_STATED PROBLEM_. Pictures do not belong in the copy; quote every entry below exactly.

_DATASET EXCERPTS_.

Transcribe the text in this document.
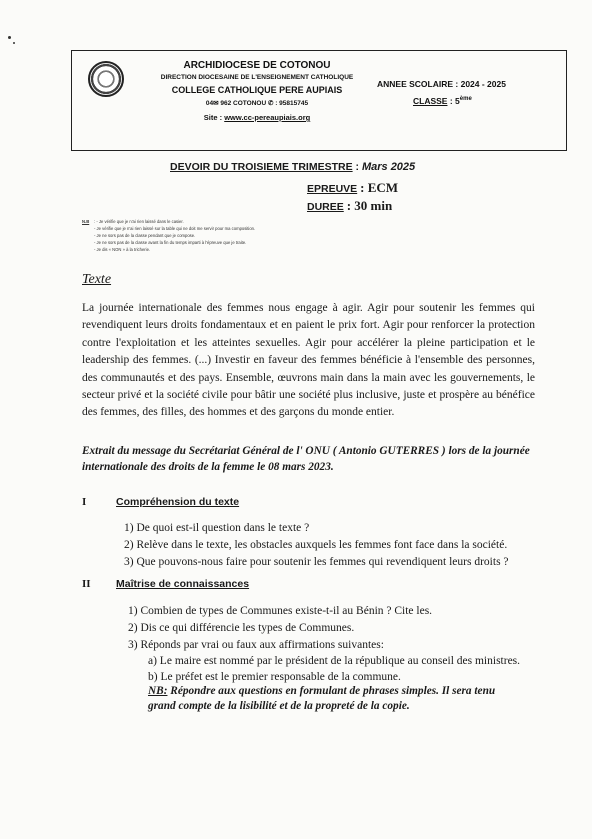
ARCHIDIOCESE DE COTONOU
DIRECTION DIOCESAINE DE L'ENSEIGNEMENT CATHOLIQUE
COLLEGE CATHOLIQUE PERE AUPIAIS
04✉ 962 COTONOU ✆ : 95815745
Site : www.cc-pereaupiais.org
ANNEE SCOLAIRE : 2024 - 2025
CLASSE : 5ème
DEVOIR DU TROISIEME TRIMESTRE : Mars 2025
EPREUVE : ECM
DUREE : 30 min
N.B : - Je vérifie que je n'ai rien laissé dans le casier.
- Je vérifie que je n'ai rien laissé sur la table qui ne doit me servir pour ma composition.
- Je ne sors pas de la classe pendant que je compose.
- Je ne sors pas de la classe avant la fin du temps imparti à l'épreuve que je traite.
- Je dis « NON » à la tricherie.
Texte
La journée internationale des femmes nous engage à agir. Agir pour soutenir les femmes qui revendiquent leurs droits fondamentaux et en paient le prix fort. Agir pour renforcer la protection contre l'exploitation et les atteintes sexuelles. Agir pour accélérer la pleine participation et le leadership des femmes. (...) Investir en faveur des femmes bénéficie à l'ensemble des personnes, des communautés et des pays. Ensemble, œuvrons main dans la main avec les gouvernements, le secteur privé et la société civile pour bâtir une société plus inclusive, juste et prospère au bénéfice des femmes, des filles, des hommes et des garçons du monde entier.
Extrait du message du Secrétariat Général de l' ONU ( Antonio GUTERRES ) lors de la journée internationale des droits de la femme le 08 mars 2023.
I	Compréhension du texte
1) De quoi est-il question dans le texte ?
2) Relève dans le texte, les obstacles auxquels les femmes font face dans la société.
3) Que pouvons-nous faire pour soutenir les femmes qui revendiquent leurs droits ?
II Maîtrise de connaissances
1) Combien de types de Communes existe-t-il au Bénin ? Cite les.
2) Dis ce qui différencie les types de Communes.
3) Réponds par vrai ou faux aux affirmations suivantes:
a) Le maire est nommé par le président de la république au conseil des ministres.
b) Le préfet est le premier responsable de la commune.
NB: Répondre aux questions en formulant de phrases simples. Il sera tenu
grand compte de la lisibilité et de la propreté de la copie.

_WORKED SOLUTION_.
Transcribe the text in this document.
ARCHIDIOCESE DE COTONOU
DIRECTION DIOCESAINE DE L'ENSEIGNEMENT CATHOLIQUE
COLLEGE CATHOLIQUE PERE AUPIAIS
04✉ 962 COTONOU ✆ : 95815745
Site : www.cc-pereaupiais.org
ANNEE SCOLAIRE : 2024 - 2025
CLASSE : 5ème
DEVOIR DU TROISIEME TRIMESTRE : Mars 2025
EPREUVE : ECM
DUREE : 30 min
N.B : - Je vérifie que je n'ai rien laissé dans le casier.
- Je vérifie que je n'ai rien laissé sur la table qui ne doit me servir pour ma composition.
- Je ne sors pas de la classe pendant que je compose.
- Je ne sors pas de la classe avant la fin du temps imparti à l'épreuve que je traite.
- Je dis « NON » à la tricherie.
Texte
La journée internationale des femmes nous engage à agir. Agir pour soutenir les femmes qui revendiquent leurs droits fondamentaux et en paient le prix fort. Agir pour renforcer la protection contre l'exploitation et les atteintes sexuelles. Agir pour accélérer la pleine participation et le leadership des femmes. (...) Investir en faveur des femmes bénéficie à l'ensemble des personnes, des communautés et des pays. Ensemble, œuvrons main dans la main avec les gouvernements, le secteur privé et la société civile pour bâtir une société plus inclusive, juste et prospère au bénéfice des femmes, des filles, des hommes et des garçons du monde entier.
Extrait du message du Secrétariat Général de l' ONU ( Antonio GUTERRES ) lors de la journée internationale des droits de la femme le 08 mars 2023.
I	Compréhension du texte
1) De quoi est-il question dans le texte ?
2) Relève dans le texte, les obstacles auxquels les femmes font face dans la société.
3) Que pouvons-nous faire pour soutenir les femmes qui revendiquent leurs droits ?
II Maîtrise de connaissances
1) Combien de types de Communes existe-t-il au Bénin ? Cite les.
2) Dis ce qui différencie les types de Communes.
3) Réponds par vrai ou faux aux affirmations suivantes:
a) Le maire est nommé par le président de la république au conseil des ministres.
b) Le préfet est le premier responsable de la commune.
NB: Répondre aux questions en formulant de phrases simples. Il sera tenu
grand compte de la lisibilité et de la propreté de la copie.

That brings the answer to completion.